Identify all lines below that hold "ballast" and collect them.

### Records provided
■ ■ ■ ■ ■

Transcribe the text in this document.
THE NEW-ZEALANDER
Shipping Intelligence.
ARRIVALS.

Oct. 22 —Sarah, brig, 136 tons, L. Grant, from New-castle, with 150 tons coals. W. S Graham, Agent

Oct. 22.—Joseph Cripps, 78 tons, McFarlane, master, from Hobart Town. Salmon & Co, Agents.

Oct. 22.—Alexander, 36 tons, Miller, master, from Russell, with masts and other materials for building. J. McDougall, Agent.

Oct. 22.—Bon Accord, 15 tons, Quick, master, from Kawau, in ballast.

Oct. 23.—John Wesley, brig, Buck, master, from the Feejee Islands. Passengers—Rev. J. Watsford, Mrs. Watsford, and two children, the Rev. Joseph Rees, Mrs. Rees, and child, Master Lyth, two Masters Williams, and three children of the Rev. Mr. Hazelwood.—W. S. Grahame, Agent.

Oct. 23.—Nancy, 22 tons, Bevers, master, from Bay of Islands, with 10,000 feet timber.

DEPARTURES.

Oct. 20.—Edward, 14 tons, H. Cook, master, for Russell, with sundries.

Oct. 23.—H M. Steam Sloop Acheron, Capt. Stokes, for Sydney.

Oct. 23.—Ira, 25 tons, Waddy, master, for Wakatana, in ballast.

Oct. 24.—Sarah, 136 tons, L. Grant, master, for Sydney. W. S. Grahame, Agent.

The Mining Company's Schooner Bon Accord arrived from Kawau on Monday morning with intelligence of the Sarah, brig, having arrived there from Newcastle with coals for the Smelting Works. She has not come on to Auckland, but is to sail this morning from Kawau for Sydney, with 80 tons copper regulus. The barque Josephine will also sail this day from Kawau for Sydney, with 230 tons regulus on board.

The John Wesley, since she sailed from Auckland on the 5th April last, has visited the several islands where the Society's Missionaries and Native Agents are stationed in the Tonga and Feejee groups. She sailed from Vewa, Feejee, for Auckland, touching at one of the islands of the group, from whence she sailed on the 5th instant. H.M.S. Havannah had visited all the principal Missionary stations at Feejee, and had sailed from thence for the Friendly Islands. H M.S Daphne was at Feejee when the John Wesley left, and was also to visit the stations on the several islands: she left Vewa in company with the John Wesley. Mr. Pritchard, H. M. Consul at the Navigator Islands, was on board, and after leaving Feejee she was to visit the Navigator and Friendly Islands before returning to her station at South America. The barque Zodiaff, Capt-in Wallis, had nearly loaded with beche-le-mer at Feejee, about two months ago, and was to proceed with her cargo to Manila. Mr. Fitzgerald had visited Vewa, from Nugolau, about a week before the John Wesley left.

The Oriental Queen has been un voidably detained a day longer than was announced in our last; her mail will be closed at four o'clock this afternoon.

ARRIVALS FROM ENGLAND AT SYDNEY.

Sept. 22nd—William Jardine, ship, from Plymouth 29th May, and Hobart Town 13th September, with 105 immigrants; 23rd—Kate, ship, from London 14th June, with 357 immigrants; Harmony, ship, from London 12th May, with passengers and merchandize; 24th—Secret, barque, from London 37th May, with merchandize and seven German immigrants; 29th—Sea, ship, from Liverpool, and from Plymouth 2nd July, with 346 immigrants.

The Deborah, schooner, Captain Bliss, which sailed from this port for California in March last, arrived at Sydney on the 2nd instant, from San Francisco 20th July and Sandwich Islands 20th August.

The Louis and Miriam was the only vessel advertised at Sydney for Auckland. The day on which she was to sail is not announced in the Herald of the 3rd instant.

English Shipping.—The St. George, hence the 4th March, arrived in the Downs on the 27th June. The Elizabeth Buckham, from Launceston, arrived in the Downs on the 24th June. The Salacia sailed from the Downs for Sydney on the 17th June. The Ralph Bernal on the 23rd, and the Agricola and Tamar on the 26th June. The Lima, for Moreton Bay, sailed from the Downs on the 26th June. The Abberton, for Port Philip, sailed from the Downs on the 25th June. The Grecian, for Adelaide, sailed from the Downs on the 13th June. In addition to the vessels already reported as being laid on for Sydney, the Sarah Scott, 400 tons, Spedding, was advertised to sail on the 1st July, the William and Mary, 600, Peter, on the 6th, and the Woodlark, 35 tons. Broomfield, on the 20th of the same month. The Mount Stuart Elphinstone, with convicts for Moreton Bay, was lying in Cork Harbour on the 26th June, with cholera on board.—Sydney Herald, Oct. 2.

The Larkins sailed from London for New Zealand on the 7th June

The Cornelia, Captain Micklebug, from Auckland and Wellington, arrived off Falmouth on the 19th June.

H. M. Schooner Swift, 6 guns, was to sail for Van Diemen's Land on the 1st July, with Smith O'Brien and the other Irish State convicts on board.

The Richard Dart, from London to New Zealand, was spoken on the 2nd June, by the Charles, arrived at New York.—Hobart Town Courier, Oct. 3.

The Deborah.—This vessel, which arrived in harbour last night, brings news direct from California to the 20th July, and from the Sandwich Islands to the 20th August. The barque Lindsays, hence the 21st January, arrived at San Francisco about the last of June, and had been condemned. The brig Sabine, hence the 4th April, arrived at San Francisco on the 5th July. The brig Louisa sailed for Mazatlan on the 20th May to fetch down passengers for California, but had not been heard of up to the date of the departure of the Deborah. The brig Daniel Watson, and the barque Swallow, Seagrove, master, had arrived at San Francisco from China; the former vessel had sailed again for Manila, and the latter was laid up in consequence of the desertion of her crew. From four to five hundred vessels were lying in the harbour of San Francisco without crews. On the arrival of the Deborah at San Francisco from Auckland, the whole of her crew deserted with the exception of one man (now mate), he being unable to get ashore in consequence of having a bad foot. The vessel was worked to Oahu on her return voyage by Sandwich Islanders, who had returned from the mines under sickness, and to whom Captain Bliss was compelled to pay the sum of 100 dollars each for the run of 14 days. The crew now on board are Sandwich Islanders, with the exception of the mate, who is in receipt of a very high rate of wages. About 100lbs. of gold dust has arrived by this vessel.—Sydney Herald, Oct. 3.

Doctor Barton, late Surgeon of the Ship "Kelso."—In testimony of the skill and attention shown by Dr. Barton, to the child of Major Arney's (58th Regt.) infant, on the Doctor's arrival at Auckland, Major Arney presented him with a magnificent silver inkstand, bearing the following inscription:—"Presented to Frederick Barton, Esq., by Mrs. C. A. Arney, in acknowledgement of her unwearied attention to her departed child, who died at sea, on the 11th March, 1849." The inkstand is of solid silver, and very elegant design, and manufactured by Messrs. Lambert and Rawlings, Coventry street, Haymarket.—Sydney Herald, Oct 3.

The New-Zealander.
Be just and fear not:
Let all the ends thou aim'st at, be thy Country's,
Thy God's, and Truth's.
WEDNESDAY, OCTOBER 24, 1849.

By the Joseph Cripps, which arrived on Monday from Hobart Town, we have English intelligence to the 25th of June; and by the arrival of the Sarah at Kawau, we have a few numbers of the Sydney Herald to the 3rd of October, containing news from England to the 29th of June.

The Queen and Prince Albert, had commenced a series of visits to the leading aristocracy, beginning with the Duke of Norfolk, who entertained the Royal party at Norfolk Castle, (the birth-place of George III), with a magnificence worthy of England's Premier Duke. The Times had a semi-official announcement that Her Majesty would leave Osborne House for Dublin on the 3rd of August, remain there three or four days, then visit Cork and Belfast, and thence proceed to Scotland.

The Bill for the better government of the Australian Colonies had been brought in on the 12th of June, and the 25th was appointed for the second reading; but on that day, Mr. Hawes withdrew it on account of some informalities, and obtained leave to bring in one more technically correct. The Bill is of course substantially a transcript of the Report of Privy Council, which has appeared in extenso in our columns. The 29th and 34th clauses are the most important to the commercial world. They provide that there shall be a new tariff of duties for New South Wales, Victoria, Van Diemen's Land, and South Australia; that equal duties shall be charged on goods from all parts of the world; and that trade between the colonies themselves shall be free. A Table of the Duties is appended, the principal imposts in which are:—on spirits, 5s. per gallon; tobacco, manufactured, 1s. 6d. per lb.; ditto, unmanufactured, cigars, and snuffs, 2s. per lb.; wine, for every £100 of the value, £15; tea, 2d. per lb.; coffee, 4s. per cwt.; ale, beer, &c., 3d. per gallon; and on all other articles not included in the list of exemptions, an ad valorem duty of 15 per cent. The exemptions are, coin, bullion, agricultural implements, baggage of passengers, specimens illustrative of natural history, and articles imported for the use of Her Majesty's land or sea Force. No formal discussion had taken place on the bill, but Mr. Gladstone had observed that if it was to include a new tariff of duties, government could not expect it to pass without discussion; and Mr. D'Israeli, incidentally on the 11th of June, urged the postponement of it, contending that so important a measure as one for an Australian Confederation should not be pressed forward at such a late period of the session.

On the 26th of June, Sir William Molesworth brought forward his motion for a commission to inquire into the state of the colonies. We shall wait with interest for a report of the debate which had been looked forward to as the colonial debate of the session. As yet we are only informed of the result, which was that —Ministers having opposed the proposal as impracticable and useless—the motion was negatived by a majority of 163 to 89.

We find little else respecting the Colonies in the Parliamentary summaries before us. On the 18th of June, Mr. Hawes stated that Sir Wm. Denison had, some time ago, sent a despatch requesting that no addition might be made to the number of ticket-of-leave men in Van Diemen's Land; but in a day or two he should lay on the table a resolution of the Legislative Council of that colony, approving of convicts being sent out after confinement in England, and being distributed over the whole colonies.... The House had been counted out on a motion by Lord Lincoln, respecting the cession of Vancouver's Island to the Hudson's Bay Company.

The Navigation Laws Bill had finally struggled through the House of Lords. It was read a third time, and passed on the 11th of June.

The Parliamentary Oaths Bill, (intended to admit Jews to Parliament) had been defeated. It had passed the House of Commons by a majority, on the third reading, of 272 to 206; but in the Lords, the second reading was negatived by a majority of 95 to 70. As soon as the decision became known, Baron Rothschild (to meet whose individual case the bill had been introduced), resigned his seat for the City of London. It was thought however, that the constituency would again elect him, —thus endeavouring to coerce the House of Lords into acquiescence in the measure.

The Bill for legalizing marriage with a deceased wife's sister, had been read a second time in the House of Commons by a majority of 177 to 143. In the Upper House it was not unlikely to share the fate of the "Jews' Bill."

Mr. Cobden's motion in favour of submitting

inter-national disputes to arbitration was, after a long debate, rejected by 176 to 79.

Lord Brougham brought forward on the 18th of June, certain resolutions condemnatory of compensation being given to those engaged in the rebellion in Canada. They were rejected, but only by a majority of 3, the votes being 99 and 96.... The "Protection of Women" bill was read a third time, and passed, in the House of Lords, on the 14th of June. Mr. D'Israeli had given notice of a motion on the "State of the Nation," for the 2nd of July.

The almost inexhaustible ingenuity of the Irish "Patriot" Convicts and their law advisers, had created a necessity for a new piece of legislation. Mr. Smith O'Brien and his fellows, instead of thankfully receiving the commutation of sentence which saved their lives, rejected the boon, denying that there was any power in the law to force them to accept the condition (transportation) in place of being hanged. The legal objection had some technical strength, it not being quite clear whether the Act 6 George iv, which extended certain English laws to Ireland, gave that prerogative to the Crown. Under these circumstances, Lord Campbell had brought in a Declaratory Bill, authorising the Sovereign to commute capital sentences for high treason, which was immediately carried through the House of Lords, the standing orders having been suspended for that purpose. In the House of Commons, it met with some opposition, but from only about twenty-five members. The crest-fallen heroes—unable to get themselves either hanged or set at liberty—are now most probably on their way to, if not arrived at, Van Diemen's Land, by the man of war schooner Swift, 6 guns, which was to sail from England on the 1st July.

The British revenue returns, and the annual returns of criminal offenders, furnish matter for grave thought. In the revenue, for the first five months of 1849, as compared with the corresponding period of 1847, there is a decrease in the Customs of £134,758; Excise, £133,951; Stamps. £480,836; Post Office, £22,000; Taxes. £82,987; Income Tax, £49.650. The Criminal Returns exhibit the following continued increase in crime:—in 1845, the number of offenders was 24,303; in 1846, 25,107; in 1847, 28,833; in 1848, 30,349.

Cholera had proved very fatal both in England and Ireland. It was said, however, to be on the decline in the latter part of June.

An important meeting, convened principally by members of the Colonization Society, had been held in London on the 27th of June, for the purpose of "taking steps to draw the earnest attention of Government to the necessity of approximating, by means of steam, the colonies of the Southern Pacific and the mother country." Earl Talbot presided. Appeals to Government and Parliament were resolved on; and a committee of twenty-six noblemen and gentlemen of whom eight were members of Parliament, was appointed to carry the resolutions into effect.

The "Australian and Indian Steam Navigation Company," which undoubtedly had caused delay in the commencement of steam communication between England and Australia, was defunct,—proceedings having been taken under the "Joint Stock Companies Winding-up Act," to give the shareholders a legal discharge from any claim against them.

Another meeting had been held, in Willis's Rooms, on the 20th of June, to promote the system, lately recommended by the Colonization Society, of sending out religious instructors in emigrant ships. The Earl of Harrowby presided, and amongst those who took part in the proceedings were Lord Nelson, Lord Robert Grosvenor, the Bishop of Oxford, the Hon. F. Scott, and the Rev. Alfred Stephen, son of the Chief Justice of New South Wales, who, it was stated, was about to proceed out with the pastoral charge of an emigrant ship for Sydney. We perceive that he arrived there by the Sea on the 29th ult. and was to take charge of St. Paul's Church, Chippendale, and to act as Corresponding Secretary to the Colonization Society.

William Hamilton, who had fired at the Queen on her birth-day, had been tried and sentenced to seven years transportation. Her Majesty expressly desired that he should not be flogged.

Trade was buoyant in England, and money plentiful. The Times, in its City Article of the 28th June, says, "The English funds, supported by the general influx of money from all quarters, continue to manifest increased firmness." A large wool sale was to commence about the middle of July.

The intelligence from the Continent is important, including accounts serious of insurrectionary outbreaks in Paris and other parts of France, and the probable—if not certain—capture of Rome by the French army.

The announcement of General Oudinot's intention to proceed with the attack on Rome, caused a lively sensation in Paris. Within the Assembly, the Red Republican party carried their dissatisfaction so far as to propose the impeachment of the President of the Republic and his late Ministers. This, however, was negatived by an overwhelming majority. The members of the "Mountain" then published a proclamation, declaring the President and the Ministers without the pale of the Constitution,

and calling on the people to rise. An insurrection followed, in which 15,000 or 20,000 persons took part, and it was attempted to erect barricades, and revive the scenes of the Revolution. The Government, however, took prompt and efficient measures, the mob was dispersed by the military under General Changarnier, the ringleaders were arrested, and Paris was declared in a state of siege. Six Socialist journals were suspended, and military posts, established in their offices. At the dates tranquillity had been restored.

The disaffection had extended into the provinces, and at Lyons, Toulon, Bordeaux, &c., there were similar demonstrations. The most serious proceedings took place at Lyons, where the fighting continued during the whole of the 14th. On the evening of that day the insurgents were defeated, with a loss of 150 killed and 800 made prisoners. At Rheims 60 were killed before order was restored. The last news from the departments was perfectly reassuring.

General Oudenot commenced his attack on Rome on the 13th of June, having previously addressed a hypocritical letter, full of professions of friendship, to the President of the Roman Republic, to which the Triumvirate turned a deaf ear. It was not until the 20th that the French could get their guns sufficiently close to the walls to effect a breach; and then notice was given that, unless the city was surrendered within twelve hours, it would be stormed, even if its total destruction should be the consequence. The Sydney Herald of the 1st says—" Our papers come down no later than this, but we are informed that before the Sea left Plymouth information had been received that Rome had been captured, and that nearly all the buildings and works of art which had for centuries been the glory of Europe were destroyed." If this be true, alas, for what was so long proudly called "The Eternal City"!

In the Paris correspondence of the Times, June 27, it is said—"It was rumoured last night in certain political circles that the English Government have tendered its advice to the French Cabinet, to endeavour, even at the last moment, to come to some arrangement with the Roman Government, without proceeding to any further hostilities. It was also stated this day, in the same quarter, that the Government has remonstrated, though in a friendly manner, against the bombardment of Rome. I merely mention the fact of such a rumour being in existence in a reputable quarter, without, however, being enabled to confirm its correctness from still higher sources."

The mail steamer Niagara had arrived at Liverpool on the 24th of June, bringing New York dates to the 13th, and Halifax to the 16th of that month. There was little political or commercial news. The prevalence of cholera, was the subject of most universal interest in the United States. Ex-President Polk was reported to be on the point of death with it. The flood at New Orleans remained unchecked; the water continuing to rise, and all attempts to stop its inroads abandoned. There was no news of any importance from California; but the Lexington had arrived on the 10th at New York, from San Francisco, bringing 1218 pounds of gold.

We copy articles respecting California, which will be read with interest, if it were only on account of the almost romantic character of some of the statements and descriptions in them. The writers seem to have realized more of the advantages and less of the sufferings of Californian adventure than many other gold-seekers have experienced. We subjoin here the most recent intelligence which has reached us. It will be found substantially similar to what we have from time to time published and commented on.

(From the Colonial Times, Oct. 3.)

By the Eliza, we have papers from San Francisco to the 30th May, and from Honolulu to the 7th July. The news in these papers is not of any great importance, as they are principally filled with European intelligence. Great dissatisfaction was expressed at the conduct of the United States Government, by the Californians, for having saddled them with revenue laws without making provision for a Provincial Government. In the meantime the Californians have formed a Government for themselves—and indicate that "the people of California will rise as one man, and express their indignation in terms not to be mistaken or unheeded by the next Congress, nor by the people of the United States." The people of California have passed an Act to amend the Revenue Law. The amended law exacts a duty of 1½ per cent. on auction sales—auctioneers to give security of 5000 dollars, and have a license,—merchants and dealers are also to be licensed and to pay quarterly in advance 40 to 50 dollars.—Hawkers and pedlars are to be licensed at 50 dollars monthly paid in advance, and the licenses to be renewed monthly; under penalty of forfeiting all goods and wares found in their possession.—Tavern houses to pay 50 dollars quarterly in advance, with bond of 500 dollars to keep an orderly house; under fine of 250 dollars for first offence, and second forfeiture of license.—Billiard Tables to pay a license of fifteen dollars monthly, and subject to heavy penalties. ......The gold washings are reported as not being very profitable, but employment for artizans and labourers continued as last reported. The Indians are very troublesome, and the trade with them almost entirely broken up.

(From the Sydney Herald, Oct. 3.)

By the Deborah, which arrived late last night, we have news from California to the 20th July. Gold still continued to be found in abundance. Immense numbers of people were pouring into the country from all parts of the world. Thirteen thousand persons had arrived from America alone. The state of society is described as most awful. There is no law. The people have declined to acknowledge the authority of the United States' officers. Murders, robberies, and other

■ ■ ■ ■ ■

### Final result
Oct. 22.—Bon Accord, 15 tons, Quick, master, from Kawau, in ballast.
Oct. 23.—Ira, 25 tons, Waddy, master, for Wakatana, in ballast.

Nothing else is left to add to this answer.